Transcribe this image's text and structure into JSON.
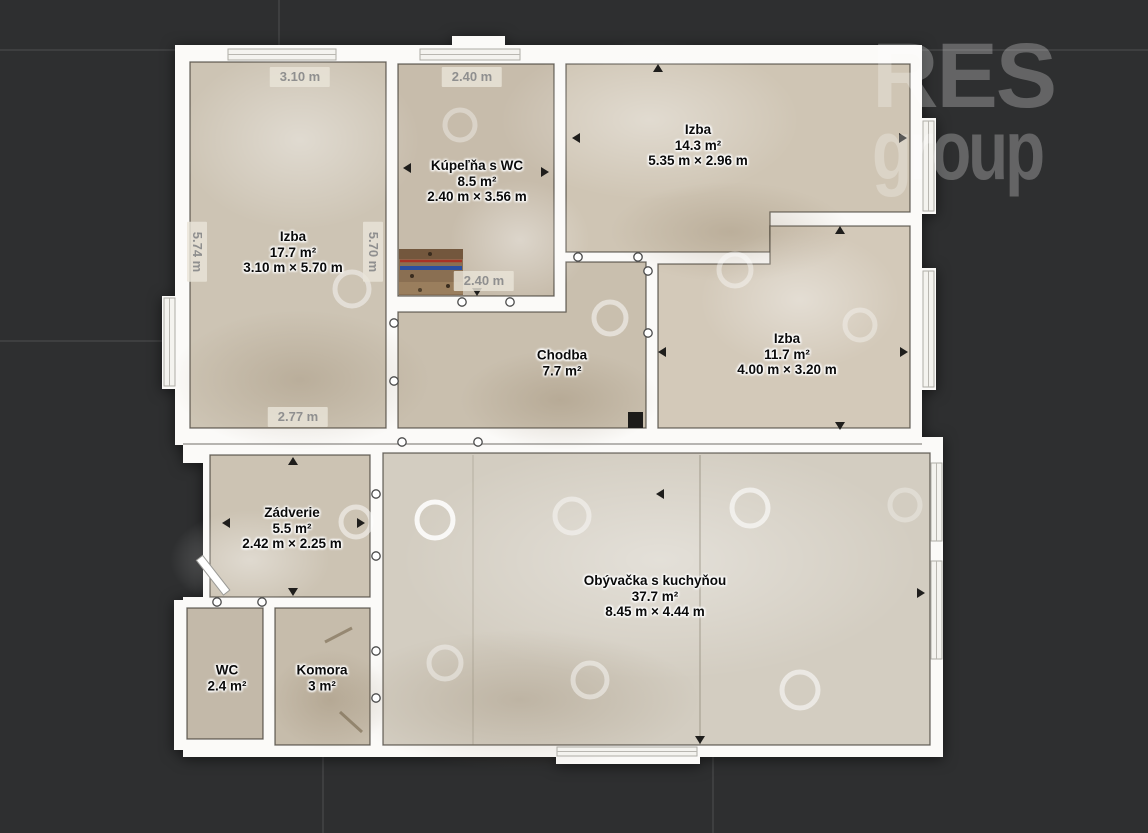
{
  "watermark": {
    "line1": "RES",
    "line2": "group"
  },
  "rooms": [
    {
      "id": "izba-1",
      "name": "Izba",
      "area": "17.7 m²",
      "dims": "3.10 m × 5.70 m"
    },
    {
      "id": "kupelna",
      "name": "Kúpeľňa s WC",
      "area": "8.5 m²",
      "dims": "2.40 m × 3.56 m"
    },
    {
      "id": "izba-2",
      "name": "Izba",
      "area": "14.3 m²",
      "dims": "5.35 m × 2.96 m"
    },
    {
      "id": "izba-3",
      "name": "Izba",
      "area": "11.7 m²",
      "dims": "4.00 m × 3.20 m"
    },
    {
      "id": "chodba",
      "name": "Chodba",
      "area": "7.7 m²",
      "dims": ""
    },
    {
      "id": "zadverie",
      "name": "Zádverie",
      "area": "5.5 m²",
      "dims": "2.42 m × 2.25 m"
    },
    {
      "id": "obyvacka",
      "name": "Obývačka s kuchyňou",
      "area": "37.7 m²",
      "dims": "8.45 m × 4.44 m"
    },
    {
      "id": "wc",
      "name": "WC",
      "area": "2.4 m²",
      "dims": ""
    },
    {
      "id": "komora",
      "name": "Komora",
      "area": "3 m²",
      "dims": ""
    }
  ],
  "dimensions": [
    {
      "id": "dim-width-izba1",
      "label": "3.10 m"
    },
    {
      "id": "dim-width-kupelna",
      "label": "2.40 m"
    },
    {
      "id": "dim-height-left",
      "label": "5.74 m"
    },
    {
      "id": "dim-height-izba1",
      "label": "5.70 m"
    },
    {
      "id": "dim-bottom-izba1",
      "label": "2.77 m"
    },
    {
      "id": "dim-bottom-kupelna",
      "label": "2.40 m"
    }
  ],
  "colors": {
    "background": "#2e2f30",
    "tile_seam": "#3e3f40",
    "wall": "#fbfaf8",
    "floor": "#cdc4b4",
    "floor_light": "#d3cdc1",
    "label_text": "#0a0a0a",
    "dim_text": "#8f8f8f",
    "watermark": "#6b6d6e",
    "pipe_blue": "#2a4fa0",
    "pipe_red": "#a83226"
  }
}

* [WRITTEN TASK]:
Show every line in the records above that contains the word "area".

* [EXERCISE RESPONSE]:
      "area": "17.7 m²",
      "area": "8.5 m²",
      "area": "14.3 m²",
      "area": "11.7 m²",
      "area": "7.7 m²",
      "area": "5.5 m²",
      "area": "37.7 m²",
      "area": "2.4 m²",
      "area": "3 m²",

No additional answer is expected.